**WHAT NEEDS TO BE DONE:**
Check every line of the material below for the string "title", and return the ones that have it.

**** INPUT RECORDS

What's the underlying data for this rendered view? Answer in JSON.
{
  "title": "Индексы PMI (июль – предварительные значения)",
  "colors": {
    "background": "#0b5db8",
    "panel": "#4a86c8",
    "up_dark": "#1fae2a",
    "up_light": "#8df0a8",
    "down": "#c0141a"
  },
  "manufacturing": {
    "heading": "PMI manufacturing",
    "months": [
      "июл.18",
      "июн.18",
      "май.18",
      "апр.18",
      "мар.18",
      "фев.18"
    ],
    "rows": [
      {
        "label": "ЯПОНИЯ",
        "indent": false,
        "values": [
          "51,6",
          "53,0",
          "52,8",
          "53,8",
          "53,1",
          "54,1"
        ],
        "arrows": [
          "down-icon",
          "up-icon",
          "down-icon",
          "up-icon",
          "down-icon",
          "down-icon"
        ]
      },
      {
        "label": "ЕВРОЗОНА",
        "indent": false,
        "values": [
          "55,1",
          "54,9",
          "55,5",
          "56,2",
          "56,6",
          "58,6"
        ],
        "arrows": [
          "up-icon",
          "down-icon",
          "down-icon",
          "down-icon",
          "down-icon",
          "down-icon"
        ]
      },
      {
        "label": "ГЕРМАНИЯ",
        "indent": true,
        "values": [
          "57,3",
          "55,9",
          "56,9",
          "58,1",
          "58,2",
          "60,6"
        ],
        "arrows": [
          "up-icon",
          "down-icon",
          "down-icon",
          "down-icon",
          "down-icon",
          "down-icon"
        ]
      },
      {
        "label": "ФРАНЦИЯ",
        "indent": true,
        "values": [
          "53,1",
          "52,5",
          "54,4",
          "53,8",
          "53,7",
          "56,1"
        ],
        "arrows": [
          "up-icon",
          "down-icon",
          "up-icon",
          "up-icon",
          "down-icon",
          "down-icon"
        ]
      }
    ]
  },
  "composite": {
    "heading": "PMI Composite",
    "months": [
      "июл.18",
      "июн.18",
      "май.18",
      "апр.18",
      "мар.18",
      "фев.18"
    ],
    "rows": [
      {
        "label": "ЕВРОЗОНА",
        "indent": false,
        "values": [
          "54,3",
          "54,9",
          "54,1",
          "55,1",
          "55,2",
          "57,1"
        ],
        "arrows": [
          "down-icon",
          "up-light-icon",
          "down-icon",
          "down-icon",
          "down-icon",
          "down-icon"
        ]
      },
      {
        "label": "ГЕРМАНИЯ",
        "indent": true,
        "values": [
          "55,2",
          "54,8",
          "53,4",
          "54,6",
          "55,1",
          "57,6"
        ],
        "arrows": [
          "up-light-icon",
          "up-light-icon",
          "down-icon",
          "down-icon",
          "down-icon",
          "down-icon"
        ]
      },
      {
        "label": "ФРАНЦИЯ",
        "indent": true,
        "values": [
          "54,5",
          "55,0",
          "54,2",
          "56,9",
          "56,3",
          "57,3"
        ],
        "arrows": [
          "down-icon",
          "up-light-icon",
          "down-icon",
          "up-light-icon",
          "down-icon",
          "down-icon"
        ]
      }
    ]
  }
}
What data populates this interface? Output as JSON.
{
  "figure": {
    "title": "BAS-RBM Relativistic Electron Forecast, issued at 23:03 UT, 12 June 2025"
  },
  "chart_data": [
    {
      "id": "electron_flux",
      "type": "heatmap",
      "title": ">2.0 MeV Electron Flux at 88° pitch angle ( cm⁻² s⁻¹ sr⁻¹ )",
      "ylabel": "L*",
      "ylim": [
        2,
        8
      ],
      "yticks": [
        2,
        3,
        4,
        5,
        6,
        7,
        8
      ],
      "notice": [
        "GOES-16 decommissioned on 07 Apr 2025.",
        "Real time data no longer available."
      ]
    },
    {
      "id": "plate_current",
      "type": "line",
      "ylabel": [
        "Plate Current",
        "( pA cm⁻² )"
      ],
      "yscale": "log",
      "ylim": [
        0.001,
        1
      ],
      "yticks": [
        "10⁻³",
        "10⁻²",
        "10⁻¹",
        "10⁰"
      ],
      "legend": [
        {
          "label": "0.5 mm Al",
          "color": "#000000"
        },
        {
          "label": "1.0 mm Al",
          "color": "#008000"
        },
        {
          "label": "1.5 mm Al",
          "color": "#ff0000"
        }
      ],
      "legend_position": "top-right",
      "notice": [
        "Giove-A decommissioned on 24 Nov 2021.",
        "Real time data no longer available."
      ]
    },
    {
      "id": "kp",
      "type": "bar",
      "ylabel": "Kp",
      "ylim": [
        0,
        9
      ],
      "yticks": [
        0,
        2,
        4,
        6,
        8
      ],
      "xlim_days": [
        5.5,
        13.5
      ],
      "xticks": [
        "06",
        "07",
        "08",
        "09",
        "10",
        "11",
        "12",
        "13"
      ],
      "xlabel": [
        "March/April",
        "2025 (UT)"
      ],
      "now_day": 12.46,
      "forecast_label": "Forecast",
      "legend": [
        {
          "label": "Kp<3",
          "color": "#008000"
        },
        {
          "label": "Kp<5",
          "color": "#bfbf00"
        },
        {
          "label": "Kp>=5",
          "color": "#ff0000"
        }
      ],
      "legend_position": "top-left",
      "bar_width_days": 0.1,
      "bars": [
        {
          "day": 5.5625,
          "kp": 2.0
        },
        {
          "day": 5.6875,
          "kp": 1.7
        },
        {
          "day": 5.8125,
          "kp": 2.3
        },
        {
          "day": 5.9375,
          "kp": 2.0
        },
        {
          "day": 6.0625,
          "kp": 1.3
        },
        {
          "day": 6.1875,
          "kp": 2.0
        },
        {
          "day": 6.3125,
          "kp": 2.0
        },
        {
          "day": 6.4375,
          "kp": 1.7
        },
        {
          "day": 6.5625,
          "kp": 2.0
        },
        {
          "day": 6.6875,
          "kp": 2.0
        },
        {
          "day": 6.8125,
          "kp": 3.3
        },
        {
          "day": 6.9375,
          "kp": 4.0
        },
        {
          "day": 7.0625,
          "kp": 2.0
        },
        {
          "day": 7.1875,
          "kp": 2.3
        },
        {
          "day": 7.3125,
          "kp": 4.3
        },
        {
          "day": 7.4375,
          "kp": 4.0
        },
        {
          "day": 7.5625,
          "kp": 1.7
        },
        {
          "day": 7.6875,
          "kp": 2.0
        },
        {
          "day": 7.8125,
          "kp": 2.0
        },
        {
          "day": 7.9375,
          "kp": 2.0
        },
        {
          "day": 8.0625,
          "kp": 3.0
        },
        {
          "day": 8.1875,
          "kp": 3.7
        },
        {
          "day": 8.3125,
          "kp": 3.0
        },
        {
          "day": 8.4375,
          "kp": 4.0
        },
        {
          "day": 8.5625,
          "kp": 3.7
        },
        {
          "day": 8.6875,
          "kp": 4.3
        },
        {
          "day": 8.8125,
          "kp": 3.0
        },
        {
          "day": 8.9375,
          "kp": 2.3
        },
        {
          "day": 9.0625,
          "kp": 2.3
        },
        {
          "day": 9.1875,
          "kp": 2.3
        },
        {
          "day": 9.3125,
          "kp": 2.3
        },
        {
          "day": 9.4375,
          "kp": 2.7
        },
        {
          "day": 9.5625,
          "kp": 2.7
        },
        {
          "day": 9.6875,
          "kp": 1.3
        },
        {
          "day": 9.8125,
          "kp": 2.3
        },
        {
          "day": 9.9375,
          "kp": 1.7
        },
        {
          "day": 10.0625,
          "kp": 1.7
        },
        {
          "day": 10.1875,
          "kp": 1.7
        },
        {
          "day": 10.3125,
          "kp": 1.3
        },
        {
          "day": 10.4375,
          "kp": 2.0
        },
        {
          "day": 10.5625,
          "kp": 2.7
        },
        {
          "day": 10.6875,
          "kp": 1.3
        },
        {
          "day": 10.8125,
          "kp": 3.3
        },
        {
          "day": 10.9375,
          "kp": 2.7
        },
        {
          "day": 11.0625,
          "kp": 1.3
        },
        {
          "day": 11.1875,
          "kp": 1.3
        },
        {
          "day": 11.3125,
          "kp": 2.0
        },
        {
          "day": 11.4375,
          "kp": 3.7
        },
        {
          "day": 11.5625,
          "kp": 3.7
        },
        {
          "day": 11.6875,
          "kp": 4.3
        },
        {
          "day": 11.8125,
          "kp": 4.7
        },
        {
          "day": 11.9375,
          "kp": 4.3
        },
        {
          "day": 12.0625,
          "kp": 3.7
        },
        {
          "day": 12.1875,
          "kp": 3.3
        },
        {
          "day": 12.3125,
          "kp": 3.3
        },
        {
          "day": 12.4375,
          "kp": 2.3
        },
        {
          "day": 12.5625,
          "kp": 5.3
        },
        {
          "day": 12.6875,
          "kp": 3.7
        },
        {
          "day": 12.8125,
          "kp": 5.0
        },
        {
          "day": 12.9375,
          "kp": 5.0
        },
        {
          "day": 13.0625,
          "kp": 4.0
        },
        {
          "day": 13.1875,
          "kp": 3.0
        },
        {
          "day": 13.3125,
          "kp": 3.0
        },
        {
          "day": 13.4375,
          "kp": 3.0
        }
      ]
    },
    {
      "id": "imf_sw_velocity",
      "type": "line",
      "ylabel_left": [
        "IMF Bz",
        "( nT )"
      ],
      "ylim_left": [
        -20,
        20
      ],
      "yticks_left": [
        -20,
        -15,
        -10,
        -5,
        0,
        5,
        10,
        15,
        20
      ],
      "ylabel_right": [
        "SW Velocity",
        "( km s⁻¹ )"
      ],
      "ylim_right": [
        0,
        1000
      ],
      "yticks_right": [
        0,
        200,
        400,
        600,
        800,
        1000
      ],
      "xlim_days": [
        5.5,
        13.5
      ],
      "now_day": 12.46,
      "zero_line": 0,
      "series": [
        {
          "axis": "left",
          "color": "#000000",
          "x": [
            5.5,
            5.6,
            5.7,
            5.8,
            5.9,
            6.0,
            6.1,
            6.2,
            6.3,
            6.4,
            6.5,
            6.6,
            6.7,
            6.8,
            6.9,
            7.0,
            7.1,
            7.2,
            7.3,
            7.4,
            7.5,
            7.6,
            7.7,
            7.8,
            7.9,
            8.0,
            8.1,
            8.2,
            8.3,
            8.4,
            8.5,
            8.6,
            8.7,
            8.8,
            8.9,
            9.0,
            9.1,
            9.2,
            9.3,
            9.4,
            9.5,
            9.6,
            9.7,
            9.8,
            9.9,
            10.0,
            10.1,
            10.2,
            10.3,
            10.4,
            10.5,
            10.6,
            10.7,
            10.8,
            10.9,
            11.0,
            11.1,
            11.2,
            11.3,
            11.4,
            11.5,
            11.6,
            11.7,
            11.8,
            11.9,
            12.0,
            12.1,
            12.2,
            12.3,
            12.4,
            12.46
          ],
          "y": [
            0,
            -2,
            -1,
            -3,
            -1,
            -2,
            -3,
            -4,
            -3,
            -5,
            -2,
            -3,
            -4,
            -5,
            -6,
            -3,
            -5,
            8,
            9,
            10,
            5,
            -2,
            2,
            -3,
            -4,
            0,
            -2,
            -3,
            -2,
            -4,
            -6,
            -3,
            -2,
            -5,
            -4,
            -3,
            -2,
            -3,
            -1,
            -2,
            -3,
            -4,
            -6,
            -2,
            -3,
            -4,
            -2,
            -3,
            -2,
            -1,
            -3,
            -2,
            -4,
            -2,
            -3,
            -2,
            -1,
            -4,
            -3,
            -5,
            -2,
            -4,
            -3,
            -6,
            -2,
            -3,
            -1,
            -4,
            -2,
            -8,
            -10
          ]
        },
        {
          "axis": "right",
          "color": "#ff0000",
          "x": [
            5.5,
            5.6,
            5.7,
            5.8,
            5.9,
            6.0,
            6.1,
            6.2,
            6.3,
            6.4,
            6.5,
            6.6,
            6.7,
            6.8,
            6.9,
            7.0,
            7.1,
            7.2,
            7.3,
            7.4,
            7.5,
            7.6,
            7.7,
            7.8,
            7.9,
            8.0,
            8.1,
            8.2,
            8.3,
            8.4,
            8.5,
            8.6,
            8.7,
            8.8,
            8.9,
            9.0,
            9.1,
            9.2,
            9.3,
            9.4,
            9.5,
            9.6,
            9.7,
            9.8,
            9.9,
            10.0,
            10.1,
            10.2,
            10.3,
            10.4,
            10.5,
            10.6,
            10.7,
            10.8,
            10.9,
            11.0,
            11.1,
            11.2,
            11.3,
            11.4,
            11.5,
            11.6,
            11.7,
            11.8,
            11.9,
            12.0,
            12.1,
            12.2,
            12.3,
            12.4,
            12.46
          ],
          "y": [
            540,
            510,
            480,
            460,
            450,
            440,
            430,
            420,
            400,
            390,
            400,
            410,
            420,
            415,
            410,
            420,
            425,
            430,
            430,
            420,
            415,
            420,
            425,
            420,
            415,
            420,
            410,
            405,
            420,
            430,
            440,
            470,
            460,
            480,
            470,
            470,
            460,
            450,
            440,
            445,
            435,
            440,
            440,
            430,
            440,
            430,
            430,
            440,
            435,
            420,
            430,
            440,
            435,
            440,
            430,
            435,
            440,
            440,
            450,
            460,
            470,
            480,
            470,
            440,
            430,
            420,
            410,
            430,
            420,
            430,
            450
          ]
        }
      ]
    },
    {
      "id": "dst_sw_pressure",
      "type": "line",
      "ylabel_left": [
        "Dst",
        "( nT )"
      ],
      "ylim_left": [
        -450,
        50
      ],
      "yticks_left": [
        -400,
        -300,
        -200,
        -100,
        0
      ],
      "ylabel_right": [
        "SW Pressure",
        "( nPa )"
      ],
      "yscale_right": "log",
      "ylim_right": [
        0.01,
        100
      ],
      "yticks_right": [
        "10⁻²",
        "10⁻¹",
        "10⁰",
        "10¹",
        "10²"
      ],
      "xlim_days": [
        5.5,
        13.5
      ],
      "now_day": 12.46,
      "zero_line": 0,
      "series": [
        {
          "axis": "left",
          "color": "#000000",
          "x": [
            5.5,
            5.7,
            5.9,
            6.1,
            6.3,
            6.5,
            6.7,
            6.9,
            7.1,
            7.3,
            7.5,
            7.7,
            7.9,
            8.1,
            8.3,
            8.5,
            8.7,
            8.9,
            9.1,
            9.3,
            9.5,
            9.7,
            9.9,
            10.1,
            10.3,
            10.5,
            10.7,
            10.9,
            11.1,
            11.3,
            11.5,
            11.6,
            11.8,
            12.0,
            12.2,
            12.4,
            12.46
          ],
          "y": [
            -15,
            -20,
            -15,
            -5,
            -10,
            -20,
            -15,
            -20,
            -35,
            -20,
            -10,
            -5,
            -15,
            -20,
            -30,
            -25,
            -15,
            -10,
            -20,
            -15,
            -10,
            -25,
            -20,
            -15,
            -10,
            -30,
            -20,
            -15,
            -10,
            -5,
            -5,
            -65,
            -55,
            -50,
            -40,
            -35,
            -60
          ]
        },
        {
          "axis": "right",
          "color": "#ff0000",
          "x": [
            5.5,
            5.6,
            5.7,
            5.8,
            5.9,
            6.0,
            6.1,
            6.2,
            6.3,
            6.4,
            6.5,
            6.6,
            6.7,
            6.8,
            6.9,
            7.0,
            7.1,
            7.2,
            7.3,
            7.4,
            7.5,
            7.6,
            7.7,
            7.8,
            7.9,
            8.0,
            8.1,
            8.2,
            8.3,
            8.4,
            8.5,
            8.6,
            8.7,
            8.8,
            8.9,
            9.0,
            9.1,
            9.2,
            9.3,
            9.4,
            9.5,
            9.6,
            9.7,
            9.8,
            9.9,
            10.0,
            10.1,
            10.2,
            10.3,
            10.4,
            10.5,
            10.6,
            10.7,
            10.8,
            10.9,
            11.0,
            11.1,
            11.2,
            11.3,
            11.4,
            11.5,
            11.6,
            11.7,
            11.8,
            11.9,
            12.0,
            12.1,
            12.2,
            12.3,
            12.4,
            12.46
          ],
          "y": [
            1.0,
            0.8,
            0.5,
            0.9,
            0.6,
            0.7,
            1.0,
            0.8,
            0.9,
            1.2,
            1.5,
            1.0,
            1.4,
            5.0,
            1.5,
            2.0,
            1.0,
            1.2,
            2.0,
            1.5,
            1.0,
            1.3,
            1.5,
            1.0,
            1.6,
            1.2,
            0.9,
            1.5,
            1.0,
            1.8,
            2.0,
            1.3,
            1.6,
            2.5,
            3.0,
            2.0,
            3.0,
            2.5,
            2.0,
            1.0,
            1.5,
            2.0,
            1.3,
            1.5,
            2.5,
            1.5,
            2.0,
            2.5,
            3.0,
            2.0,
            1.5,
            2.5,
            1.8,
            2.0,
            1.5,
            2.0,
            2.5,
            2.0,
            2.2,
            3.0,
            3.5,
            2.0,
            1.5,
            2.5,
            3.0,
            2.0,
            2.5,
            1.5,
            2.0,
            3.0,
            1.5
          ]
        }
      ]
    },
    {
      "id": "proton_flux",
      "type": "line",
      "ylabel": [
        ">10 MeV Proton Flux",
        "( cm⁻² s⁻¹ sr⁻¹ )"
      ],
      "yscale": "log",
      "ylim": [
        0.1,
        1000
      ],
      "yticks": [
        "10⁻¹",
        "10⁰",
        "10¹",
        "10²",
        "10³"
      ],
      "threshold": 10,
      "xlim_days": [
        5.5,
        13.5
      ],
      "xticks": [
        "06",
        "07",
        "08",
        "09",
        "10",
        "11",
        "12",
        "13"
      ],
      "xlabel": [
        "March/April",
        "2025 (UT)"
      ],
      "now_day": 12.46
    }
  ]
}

********

**EXERCISE RESPONSE:**
  "title": "Индексы PMI (июль – предварительные значения)",
    "title": "BAS-RBM Relativistic Electron Forecast, issued at 23:03 UT, 12 June 2025"
      "title": ">2.0 MeV Electron Flux at 88° pitch angle ( cm⁻² s⁻¹ sr⁻¹ )",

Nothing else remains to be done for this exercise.